## [Records]
###
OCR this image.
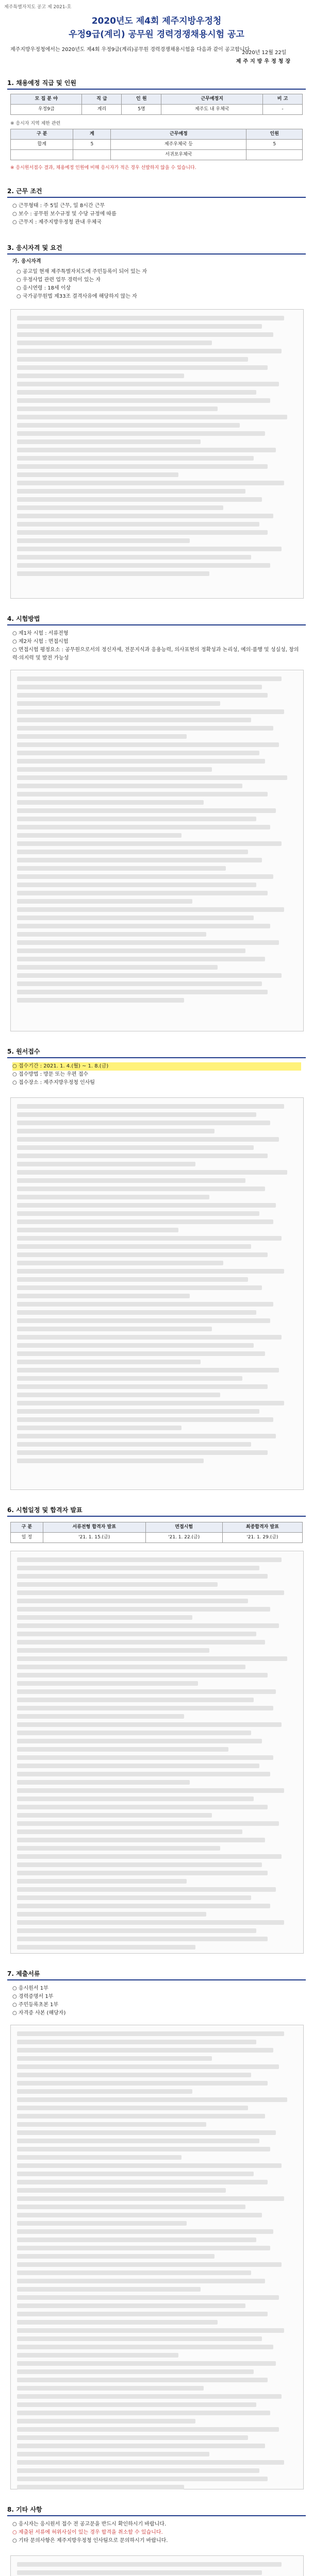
제주특별자치도 공고 제 2021-호
2020년도 제4회 제주지방우정청
우정9급(계리) 공무원 경력경쟁채용시험 공고
제주지방우정청에서는 2020년도 제4회 우정9급(계리)공무원 경력경쟁채용시험을 다음과 같이 공고합니다.
2020년 12월 22일
제주지방우정청장
1. 채용예정 직급 및 인원
모 집 분 야	직 급	인 원	근무예정지	비 고
우정9급	계리	5명	제주도 내 우체국	-
※ 응시자 지역 제한 관련
구 분	계	근무예정	인원
합계	5	제주우체국 등	5
		서귀포우체국	
※ 응시원서접수 결과, 채용예정 인원에 비해 응시자가 적은 경우 선발하지 않을 수 있습니다.
2. 근무 조건
○ 근무형태 : 주 5일 근무, 일 8시간 근무
○ 보수 : 공무원 보수규정 및 수당 규정에 따름
○ 근무지 : 제주지방우정청 관내 우체국
3. 응시자격 및 요건
가. 응시자격
○ 공고일 현재 제주특별자치도에 주민등록이 되어 있는 자
○ 우정사업 관련 업무 경력이 있는 자
○ 응시연령 : 18세 이상
○ 국가공무원법 제33조 결격사유에 해당하지 않는 자
4. 시험방법
○ 제1차 시험 : 서류전형
○ 제2차 시험 : 면접시험
○ 면접시험 평정요소 : 공무원으로서의 정신자세, 전문지식과 응용능력, 의사표현의 정확성과 논리성, 예의·품행 및 성실성, 창의력·의지력 및 발전 가능성
5. 원서접수
○ 접수기간 : 2021. 1. 4.(월) ~ 1. 8.(금)
○ 접수방법 : 방문 또는 우편 접수
○ 접수장소 : 제주지방우정청 인사팀
6. 시험일정 및 합격자 발표
구 분	서류전형 합격자 발표	면접시험	최종합격자 발표
일 정	'21. 1. 15.(금)	'21. 1. 22.(금)	'21. 1. 29.(금)
7. 제출서류
○ 응시원서 1부
○ 경력증명서 1부
○ 주민등록초본 1부
○ 자격증 사본 (해당자)
8. 기타 사항
○ 응시자는 응시원서 접수 전 공고문을 반드시 확인하시기 바랍니다.
○ 제출된 서류에 허위사실이 있는 경우 합격을 취소할 수 있습니다.
○ 기타 문의사항은 제주지방우정청 인사팀으로 문의하시기 바랍니다.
###
Images in the records should not be copied. Repeat all the rest exactly.

OCR this image.
제주특별자치도 공고 제 2021-호
2020년도 제4회 제주지방우정청
우정9급(계리) 공무원 경력경쟁채용시험 공고
제주지방우정청에서는 2020년도 제4회 우정9급(계리)공무원 경력경쟁채용시험을 다음과 같이 공고합니다.
2020년 12월 22일
제주지방우정청장
1. 채용예정 직급 및 인원
모 집 분 야	직 급	인 원	근무예정지	비 고
우정9급	계리	5명	제주도 내 우체국	-
※ 응시자 지역 제한 관련
구 분	계	근무예정	인원
합계	5	제주우체국 등	5
		서귀포우체국	
※ 응시원서접수 결과, 채용예정 인원에 비해 응시자가 적은 경우 선발하지 않을 수 있습니다.
2. 근무 조건
○ 근무형태 : 주 5일 근무, 일 8시간 근무
○ 보수 : 공무원 보수규정 및 수당 규정에 따름
○ 근무지 : 제주지방우정청 관내 우체국
3. 응시자격 및 요건
가. 응시자격
○ 공고일 현재 제주특별자치도에 주민등록이 되어 있는 자
○ 우정사업 관련 업무 경력이 있는 자
○ 응시연령 : 18세 이상
○ 국가공무원법 제33조 결격사유에 해당하지 않는 자
4. 시험방법
○ 제1차 시험 : 서류전형
○ 제2차 시험 : 면접시험
○ 면접시험 평정요소 : 공무원으로서의 정신자세, 전문지식과 응용능력, 의사표현의 정확성과 논리성, 예의·품행 및 성실성, 창의력·의지력 및 발전 가능성
5. 원서접수
○ 접수기간 : 2021. 1. 4.(월) ~ 1. 8.(금)
○ 접수방법 : 방문 또는 우편 접수
○ 접수장소 : 제주지방우정청 인사팀
6. 시험일정 및 합격자 발표
구 분	서류전형 합격자 발표	면접시험	최종합격자 발표
일 정	'21. 1. 15.(금)	'21. 1. 22.(금)	'21. 1. 29.(금)
7. 제출서류
○ 응시원서 1부
○ 경력증명서 1부
○ 주민등록초본 1부
○ 자격증 사본 (해당자)
8. 기타 사항
○ 응시자는 응시원서 접수 전 공고문을 반드시 확인하시기 바랍니다.
○ 제출된 서류에 허위사실이 있는 경우 합격을 취소할 수 있습니다.
○ 기타 문의사항은 제주지방우정청 인사팀으로 문의하시기 바랍니다.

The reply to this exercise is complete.